The exercise asks for every line of the data to be reproduced exactly.

:: Data to process

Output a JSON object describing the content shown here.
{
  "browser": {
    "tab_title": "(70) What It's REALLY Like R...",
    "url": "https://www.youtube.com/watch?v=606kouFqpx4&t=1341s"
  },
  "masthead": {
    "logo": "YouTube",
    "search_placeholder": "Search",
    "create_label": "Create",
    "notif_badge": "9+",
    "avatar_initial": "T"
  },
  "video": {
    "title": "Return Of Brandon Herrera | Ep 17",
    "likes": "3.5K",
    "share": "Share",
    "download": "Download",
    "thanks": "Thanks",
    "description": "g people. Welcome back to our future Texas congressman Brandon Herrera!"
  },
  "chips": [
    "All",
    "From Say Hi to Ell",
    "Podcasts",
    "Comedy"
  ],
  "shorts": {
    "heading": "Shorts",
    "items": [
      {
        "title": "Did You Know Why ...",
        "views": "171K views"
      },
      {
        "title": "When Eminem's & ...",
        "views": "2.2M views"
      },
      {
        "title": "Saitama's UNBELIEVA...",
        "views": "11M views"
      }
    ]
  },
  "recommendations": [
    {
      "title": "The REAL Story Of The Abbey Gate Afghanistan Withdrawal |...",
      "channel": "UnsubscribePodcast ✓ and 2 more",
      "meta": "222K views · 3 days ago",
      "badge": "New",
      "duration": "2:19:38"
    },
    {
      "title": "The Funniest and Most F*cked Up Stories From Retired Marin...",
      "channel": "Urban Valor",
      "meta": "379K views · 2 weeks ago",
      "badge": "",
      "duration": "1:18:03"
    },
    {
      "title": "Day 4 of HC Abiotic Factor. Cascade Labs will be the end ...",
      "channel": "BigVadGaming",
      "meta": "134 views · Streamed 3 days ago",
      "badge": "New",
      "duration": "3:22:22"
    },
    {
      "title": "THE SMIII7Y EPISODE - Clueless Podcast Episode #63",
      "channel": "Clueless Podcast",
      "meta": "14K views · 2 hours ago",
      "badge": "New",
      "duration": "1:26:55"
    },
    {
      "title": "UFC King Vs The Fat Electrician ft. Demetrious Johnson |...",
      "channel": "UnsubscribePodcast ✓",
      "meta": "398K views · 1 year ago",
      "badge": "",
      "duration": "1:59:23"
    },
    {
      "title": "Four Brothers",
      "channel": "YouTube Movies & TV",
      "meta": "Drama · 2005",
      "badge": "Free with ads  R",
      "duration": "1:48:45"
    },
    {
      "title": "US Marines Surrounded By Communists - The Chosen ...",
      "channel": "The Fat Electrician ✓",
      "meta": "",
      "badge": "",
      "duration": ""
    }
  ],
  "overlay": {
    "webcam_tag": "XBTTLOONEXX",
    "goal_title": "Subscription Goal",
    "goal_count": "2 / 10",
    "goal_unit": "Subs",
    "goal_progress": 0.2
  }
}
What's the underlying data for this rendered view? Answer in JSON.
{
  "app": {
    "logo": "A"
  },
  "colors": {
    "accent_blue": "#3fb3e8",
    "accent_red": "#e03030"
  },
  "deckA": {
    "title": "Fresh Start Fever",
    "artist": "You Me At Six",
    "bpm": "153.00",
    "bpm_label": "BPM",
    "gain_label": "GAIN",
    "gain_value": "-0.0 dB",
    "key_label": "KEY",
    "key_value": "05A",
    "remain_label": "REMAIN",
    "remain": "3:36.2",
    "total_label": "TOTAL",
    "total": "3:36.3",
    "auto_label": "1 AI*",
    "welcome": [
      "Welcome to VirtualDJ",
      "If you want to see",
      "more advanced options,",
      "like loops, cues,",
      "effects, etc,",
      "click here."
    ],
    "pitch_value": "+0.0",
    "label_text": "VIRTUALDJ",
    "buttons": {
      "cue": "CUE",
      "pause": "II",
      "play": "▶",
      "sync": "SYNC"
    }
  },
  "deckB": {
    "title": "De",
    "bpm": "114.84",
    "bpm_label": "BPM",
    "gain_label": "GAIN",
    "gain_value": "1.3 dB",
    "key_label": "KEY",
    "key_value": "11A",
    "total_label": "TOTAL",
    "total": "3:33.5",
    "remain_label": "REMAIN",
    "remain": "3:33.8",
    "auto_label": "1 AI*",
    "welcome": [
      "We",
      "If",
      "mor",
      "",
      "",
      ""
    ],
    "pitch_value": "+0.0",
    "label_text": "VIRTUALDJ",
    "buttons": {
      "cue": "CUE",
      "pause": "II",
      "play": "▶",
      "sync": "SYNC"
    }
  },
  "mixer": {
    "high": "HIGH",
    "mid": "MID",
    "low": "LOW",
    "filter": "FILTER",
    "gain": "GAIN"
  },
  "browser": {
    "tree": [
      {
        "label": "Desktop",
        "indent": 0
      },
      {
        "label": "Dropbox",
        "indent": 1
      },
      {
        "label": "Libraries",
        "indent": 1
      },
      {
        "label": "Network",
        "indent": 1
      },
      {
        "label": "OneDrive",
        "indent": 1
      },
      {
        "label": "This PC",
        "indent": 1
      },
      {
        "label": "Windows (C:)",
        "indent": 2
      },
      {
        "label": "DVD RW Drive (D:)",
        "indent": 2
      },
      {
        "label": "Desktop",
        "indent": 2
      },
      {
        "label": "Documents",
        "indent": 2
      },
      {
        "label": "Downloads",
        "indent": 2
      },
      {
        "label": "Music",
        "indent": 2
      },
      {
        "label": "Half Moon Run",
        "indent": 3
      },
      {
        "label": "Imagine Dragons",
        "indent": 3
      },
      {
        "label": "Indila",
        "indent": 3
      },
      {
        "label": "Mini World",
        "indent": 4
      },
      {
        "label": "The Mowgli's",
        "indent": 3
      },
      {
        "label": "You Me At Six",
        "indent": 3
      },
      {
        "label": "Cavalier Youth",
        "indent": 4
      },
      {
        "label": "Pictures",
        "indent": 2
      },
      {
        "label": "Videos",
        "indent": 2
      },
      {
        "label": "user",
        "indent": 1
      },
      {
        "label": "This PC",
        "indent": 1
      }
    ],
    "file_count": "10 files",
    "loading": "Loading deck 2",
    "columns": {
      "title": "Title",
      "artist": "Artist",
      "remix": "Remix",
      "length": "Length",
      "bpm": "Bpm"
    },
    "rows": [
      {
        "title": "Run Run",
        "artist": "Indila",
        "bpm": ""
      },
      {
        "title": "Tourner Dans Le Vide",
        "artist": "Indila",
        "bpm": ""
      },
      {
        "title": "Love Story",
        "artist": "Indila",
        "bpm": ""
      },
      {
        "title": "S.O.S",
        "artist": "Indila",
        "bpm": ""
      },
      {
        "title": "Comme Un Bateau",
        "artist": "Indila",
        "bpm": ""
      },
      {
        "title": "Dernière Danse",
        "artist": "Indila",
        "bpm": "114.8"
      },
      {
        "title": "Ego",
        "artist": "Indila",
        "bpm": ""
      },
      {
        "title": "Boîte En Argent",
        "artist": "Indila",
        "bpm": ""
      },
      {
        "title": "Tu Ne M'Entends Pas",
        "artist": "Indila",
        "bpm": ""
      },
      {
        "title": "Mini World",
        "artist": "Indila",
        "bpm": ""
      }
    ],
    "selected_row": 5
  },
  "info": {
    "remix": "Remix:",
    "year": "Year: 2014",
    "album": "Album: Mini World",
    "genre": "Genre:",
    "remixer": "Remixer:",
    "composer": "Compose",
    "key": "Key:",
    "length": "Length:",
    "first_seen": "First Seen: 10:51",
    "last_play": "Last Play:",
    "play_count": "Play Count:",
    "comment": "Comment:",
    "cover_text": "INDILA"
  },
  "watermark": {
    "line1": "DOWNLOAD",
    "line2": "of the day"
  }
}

::::

» **Result for this exercise**:
Output a JSON object describing the content shown here.
{
  "browser": {
    "tab_title": "(70) What It's REALLY Like R...",
    "url": "https://www.youtube.com/watch?v=606kouFqpx4&t=1341s"
  },
  "masthead": {
    "logo": "YouTube",
    "search_placeholder": "Search",
    "create_label": "Create",
    "notif_badge": "9+",
    "avatar_initial": "T"
  },
  "video": {
    "title": "Return Of Brandon Herrera | Ep 17",
    "likes": "3.5K",
    "share": "Share",
    "download": "Download",
    "thanks": "Thanks",
    "description": "g people. Welcome back to our future Texas congressman Brandon Herrera!"
  },
  "chips": [
    "All",
    "From Say Hi to Ell",
    "Podcasts",
    "Comedy"
  ],
  "shorts": {
    "heading": "Shorts",
    "items": [
      {
        "title": "Did You Know Why ...",
        "views": "171K views"
      },
      {
        "title": "When Eminem's & ...",
        "views": "2.2M views"
      },
      {
        "title": "Saitama's UNBELIEVA...",
        "views": "11M views"
      }
    ]
  },
  "recommendations": [
    {
      "title": "The REAL Story Of The Abbey Gate Afghanistan Withdrawal |...",
      "channel": "UnsubscribePodcast ✓ and 2 more",
      "meta": "222K views · 3 days ago",
      "badge": "New",
      "duration": "2:19:38"
    },
    {
      "title": "The Funniest and Most F*cked Up Stories From Retired Marin...",
      "channel": "Urban Valor",
      "meta": "379K views · 2 weeks ago",
      "badge": "",
      "duration": "1:18:03"
    },
    {
      "title": "Day 4 of HC Abiotic Factor. Cascade Labs will be the end ...",
      "channel": "BigVadGaming",
      "meta": "134 views · Streamed 3 days ago",
      "badge": "New",
      "duration": "3:22:22"
    },
    {
      "title": "THE SMIII7Y EPISODE - Clueless Podcast Episode #63",
      "channel": "Clueless Podcast",
      "meta": "14K views · 2 hours ago",
      "badge": "New",
      "duration": "1:26:55"
    },
    {
      "title": "UFC King Vs The Fat Electrician ft. Demetrious Johnson |...",
      "channel": "UnsubscribePodcast ✓",
      "meta": "398K views · 1 year ago",
      "badge": "",
      "duration": "1:59:23"
    },
    {
      "title": "Four Brothers",
      "channel": "YouTube Movies & TV",
      "meta": "Drama · 2005",
      "badge": "Free with ads  R",
      "duration": "1:48:45"
    },
    {
      "title": "US Marines Surrounded By Communists - The Chosen ...",
      "channel": "The Fat Electrician ✓",
      "meta": "",
      "badge": "",
      "duration": ""
    }
  ],
  "overlay": {
    "webcam_tag": "XBTTLOONEXX",
    "goal_title": "Subscription Goal",
    "goal_count": "2 / 10",
    "goal_unit": "Subs",
    "goal_progress": 0.2
  }
}
What's the underlying data for this rendered view? Answer in JSON.
{
  "app": {
    "logo": "A"
  },
  "colors": {
    "accent_blue": "#3fb3e8",
    "accent_red": "#e03030"
  },
  "deckA": {
    "title": "Fresh Start Fever",
    "artist": "You Me At Six",
    "bpm": "153.00",
    "bpm_label": "BPM",
    "gain_label": "GAIN",
    "gain_value": "-0.0 dB",
    "key_label": "KEY",
    "key_value": "05A",
    "remain_label": "REMAIN",
    "remain": "3:36.2",
    "total_label": "TOTAL",
    "total": "3:36.3",
    "auto_label": "1 AI*",
    "welcome": [
      "Welcome to VirtualDJ",
      "If you want to see",
      "more advanced options,",
      "like loops, cues,",
      "effects, etc,",
      "click here."
    ],
    "pitch_value": "+0.0",
    "label_text": "VIRTUALDJ",
    "buttons": {
      "cue": "CUE",
      "pause": "II",
      "play": "▶",
      "sync": "SYNC"
    }
  },
  "deckB": {
    "title": "De",
    "bpm": "114.84",
    "bpm_label": "BPM",
    "gain_label": "GAIN",
    "gain_value": "1.3 dB",
    "key_label": "KEY",
    "key_value": "11A",
    "total_label": "TOTAL",
    "total": "3:33.5",
    "remain_label": "REMAIN",
    "remain": "3:33.8",
    "auto_label": "1 AI*",
    "welcome": [
      "We",
      "If",
      "mor",
      "",
      "",
      ""
    ],
    "pitch_value": "+0.0",
    "label_text": "VIRTUALDJ",
    "buttons": {
      "cue": "CUE",
      "pause": "II",
      "play": "▶",
      "sync": "SYNC"
    }
  },
  "mixer": {
    "high": "HIGH",
    "mid": "MID",
    "low": "LOW",
    "filter": "FILTER",
    "gain": "GAIN"
  },
  "browser": {
    "tree": [
      {
        "label": "Desktop",
        "indent": 0
      },
      {
        "label": "Dropbox",
        "indent": 1
      },
      {
        "label": "Libraries",
        "indent": 1
      },
      {
        "label": "Network",
        "indent": 1
      },
      {
        "label": "OneDrive",
        "indent": 1
      },
      {
        "label": "This PC",
        "indent": 1
      },
      {
        "label": "Windows (C:)",
        "indent": 2
      },
      {
        "label": "DVD RW Drive (D:)",
        "indent": 2
      },
      {
        "label": "Desktop",
        "indent": 2
      },
      {
        "label": "Documents",
        "indent": 2
      },
      {
        "label": "Downloads",
        "indent": 2
      },
      {
        "label": "Music",
        "indent": 2
      },
      {
        "label": "Half Moon Run",
        "indent": 3
      },
      {
        "label": "Imagine Dragons",
        "indent": 3
      },
      {
        "label": "Indila",
        "indent": 3
      },
      {
        "label": "Mini World",
        "indent": 4
      },
      {
        "label": "The Mowgli's",
        "indent": 3
      },
      {
        "label": "You Me At Six",
        "indent": 3
      },
      {
        "label": "Cavalier Youth",
        "indent": 4
      },
      {
        "label": "Pictures",
        "indent": 2
      },
      {
        "label": "Videos",
        "indent": 2
      },
      {
        "label": "user",
        "indent": 1
      },
      {
        "label": "This PC",
        "indent": 1
      }
    ],
    "file_count": "10 files",
    "loading": "Loading deck 2",
    "columns": {
      "title": "Title",
      "artist": "Artist",
      "remix": "Remix",
      "length": "Length",
      "bpm": "Bpm"
    },
    "rows": [
      {
        "title": "Run Run",
        "artist": "Indila",
        "bpm": ""
      },
      {
        "title": "Tourner Dans Le Vide",
        "artist": "Indila",
        "bpm": ""
      },
      {
        "title": "Love Story",
        "artist": "Indila",
        "bpm": ""
      },
      {
        "title": "S.O.S",
        "artist": "Indila",
        "bpm": ""
      },
      {
        "title": "Comme Un Bateau",
        "artist": "Indila",
        "bpm": ""
      },
      {
        "title": "Dernière Danse",
        "artist": "Indila",
        "bpm": "114.8"
      },
      {
        "title": "Ego",
        "artist": "Indila",
        "bpm": ""
      },
      {
        "title": "Boîte En Argent",
        "artist": "Indila",
        "bpm": ""
      },
      {
        "title": "Tu Ne M'Entends Pas",
        "artist": "Indila",
        "bpm": ""
      },
      {
        "title": "Mini World",
        "artist": "Indila",
        "bpm": ""
      }
    ],
    "selected_row": 5
  },
  "info": {
    "remix": "Remix:",
    "year": "Year: 2014",
    "album": "Album: Mini World",
    "genre": "Genre:",
    "remixer": "Remixer:",
    "composer": "Compose",
    "key": "Key:",
    "length": "Length:",
    "first_seen": "First Seen: 10:51",
    "last_play": "Last Play:",
    "play_count": "Play Count:",
    "comment": "Comment:",
    "cover_text": "INDILA"
  },
  "watermark": {
    "line1": "DOWNLOAD",
    "line2": "of the day"
  }
}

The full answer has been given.